### Exercise objective
From the entries below, copy every line that holds the word "color".

### Given entries
++++++

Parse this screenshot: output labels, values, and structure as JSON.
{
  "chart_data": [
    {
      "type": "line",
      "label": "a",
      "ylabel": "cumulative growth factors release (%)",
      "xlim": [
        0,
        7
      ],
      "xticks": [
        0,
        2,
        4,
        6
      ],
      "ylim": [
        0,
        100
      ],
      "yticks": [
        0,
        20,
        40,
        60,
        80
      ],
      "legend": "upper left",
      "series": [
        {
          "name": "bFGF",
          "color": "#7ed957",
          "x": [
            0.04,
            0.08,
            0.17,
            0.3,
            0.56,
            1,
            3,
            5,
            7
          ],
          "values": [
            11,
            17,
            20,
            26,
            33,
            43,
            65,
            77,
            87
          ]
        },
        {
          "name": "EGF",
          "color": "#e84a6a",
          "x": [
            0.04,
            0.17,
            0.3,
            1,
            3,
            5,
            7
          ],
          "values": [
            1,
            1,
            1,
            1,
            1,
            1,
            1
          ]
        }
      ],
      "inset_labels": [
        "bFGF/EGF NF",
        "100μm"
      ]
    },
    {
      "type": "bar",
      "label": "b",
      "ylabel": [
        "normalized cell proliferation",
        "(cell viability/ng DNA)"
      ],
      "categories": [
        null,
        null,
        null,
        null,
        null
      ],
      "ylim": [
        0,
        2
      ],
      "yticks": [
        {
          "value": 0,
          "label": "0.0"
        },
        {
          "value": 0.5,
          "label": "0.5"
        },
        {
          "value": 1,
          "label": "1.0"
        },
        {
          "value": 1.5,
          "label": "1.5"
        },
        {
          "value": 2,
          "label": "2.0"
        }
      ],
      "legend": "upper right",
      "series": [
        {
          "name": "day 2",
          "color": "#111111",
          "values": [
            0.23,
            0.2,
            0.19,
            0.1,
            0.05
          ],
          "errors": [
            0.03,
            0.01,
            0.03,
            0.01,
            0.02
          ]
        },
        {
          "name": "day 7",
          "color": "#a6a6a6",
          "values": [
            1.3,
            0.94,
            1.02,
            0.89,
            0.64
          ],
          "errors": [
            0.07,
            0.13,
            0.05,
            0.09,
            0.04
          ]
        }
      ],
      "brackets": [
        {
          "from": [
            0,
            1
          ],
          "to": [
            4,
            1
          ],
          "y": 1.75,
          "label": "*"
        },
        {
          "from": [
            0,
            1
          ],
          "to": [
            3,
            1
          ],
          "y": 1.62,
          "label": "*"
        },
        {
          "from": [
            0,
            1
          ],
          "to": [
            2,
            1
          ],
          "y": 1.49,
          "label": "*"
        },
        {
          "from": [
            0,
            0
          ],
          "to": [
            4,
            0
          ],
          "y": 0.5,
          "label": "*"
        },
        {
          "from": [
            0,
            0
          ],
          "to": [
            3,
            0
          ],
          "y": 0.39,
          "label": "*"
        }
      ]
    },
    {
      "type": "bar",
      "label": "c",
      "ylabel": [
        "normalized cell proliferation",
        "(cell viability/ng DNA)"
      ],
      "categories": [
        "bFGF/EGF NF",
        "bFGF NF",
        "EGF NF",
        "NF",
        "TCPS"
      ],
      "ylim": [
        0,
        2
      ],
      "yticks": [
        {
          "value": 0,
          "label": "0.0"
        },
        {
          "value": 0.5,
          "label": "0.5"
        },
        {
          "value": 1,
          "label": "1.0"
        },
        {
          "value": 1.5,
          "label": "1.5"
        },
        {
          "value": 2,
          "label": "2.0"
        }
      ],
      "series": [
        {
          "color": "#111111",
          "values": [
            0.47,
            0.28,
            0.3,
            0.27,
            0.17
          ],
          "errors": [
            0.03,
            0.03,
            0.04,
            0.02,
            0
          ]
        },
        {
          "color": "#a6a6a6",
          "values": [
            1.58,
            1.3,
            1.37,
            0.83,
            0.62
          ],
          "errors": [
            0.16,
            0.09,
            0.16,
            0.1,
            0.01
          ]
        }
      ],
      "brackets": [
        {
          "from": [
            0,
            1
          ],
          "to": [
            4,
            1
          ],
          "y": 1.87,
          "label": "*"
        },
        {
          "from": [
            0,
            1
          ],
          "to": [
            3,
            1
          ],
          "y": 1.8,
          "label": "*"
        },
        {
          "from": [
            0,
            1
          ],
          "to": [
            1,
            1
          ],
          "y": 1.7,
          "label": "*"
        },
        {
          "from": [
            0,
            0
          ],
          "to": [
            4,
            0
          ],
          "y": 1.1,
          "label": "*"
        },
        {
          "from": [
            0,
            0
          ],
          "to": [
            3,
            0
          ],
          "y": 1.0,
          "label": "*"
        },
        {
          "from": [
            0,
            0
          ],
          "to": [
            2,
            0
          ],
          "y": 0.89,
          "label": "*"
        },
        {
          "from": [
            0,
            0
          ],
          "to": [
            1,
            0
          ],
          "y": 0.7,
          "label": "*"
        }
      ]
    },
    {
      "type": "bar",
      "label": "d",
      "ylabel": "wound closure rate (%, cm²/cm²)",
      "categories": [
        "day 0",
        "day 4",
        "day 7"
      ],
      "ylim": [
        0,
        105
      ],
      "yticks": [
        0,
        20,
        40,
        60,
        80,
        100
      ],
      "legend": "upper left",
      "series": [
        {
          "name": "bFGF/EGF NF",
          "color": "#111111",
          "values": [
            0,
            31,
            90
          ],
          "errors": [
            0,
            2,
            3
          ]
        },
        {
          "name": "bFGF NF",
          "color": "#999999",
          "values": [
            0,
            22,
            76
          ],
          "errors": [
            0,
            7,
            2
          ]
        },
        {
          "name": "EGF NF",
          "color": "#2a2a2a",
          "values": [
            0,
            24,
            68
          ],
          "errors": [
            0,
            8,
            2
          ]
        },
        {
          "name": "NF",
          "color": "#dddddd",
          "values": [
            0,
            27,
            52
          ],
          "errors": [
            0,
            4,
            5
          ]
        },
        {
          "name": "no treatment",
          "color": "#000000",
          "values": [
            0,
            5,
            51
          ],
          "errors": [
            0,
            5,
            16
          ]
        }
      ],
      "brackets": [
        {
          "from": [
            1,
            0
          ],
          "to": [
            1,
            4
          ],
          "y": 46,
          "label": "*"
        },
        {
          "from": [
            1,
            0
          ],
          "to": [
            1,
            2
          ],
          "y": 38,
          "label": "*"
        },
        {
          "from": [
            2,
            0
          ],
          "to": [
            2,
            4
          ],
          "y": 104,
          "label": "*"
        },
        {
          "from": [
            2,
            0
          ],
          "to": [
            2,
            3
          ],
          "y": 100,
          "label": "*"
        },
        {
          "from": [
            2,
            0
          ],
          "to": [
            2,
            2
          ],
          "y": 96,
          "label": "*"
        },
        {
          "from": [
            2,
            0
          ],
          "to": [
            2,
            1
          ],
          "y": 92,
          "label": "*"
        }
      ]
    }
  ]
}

++++++

### Exercise solution
          "color": "#7ed957",
          "color": "#e84a6a",
          "color": "#111111",
          "color": "#a6a6a6",
          "color": "#111111",
          "color": "#a6a6a6",
          "color": "#111111",
          "color": "#999999",
          "color": "#2a2a2a",
          "color": "#dddddd",
          "color": "#000000",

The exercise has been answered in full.